REQUIREMENT:
Determine how many lines contain the string "manufaktur", then reply with that figure only.

EXERCISE INPUT:
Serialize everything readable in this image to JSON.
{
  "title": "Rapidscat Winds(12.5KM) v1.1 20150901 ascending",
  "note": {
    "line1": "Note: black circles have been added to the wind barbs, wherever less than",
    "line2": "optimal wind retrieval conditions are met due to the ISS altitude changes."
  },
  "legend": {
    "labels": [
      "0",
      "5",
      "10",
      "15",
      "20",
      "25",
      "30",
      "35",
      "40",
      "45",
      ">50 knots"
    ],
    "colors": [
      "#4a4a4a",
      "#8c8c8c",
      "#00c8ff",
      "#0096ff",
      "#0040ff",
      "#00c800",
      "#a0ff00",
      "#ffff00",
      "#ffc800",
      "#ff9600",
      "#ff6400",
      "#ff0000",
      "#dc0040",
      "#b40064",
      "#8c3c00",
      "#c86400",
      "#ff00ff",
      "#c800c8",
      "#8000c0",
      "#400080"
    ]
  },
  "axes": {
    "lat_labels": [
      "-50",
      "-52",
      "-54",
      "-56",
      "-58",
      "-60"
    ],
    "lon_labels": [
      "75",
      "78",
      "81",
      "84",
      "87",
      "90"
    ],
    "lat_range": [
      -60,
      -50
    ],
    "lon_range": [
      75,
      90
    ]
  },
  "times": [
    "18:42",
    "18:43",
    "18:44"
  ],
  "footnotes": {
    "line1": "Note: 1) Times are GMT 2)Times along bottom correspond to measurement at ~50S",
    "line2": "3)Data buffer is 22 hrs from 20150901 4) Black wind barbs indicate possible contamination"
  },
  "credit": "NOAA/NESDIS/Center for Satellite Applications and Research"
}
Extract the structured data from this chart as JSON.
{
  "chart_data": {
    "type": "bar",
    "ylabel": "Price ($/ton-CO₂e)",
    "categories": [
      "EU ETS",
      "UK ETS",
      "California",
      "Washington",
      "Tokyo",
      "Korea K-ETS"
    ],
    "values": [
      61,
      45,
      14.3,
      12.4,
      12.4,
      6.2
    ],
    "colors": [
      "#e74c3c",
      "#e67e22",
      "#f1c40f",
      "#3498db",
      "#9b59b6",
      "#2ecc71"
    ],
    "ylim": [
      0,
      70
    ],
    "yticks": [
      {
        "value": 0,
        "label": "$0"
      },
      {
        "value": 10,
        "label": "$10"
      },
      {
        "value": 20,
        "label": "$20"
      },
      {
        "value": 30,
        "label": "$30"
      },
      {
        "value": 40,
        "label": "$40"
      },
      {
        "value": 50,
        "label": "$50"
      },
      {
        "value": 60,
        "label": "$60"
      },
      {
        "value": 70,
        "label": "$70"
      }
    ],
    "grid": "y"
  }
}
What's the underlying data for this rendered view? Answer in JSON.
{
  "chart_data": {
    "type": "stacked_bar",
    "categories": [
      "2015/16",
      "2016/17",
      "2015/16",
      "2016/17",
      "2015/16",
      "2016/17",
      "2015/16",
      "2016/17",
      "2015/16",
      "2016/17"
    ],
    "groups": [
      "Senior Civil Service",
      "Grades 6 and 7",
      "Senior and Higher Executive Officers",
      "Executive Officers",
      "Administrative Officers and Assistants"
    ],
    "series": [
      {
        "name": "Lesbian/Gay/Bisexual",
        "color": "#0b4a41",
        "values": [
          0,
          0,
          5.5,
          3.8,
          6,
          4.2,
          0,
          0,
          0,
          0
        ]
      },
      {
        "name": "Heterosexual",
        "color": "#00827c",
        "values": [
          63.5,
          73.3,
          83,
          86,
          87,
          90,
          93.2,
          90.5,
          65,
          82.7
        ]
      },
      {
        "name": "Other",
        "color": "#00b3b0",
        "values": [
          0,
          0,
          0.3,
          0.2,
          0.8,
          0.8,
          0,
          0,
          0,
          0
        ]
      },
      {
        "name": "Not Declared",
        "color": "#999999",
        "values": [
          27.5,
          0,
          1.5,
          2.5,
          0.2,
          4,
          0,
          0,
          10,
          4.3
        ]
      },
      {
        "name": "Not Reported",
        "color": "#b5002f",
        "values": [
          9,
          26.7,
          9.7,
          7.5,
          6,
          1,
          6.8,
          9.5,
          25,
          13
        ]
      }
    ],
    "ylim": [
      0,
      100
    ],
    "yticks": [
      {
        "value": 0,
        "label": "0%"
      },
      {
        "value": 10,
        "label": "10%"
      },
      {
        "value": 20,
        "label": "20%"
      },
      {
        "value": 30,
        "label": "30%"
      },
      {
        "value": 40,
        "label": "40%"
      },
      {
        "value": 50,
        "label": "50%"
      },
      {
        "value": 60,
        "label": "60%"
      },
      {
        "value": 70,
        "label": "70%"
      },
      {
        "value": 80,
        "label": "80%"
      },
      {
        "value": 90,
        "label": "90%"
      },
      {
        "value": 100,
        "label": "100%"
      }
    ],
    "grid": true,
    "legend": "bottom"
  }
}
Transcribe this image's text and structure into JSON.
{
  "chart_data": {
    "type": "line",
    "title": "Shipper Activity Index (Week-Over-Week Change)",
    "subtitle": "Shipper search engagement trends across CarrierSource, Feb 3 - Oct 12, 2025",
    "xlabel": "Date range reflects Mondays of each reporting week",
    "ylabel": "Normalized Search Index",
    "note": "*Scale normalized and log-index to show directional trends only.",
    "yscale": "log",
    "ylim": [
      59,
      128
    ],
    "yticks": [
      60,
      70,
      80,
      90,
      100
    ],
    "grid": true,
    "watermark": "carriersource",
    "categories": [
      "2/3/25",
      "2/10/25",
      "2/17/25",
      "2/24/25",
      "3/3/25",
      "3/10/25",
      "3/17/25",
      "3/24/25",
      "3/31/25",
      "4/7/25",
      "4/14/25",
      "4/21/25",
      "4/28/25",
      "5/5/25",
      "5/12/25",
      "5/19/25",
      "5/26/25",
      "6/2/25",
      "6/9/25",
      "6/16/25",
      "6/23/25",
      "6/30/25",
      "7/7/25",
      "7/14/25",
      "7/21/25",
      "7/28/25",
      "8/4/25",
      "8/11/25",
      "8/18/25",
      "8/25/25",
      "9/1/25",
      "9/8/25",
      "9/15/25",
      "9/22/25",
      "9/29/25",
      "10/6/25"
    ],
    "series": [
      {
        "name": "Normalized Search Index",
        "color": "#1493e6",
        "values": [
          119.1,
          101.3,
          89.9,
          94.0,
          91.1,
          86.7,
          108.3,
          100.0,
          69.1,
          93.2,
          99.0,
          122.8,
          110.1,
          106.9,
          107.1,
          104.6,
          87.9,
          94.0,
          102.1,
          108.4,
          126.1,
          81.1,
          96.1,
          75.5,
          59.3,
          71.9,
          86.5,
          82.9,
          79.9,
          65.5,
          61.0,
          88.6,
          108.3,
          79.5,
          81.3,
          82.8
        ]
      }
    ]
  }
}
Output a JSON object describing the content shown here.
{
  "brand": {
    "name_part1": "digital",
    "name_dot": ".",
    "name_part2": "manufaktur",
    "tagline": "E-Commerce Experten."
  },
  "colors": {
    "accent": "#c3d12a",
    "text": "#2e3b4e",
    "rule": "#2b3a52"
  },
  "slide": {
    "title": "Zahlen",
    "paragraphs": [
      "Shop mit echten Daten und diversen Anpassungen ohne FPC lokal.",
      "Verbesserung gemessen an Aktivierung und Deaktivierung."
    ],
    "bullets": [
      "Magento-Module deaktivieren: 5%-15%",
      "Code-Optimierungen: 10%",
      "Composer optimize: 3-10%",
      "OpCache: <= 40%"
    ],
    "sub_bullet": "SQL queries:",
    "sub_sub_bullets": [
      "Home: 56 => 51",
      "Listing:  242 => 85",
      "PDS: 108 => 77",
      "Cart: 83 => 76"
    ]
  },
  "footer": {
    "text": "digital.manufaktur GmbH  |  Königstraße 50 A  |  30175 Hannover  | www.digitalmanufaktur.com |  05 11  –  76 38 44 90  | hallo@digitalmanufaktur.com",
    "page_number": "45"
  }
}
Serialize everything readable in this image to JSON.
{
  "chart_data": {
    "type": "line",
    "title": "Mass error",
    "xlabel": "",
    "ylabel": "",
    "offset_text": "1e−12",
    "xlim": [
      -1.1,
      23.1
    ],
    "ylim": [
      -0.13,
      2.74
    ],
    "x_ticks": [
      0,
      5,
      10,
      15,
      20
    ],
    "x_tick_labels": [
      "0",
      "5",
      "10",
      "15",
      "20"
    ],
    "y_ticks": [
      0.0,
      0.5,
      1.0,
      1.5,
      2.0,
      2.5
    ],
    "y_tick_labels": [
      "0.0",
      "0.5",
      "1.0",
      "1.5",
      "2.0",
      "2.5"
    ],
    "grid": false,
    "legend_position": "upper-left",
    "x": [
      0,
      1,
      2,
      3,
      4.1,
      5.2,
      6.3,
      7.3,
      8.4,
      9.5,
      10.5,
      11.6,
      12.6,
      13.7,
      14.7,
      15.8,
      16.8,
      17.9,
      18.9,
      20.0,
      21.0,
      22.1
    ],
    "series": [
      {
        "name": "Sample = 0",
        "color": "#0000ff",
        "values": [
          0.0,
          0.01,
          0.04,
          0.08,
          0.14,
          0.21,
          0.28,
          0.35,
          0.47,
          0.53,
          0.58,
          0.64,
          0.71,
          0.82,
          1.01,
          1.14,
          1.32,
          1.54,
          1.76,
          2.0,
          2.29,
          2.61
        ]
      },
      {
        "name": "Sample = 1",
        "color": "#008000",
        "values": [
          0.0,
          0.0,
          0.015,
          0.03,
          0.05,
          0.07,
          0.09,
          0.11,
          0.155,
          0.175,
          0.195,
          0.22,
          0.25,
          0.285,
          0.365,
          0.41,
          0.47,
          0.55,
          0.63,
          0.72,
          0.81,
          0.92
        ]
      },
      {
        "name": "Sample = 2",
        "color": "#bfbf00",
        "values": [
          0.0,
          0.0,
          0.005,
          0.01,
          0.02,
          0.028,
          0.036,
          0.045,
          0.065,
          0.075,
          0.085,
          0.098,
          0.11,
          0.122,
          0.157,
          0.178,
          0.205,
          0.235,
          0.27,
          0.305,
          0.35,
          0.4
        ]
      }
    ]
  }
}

EXPECTED OUTPUT:
2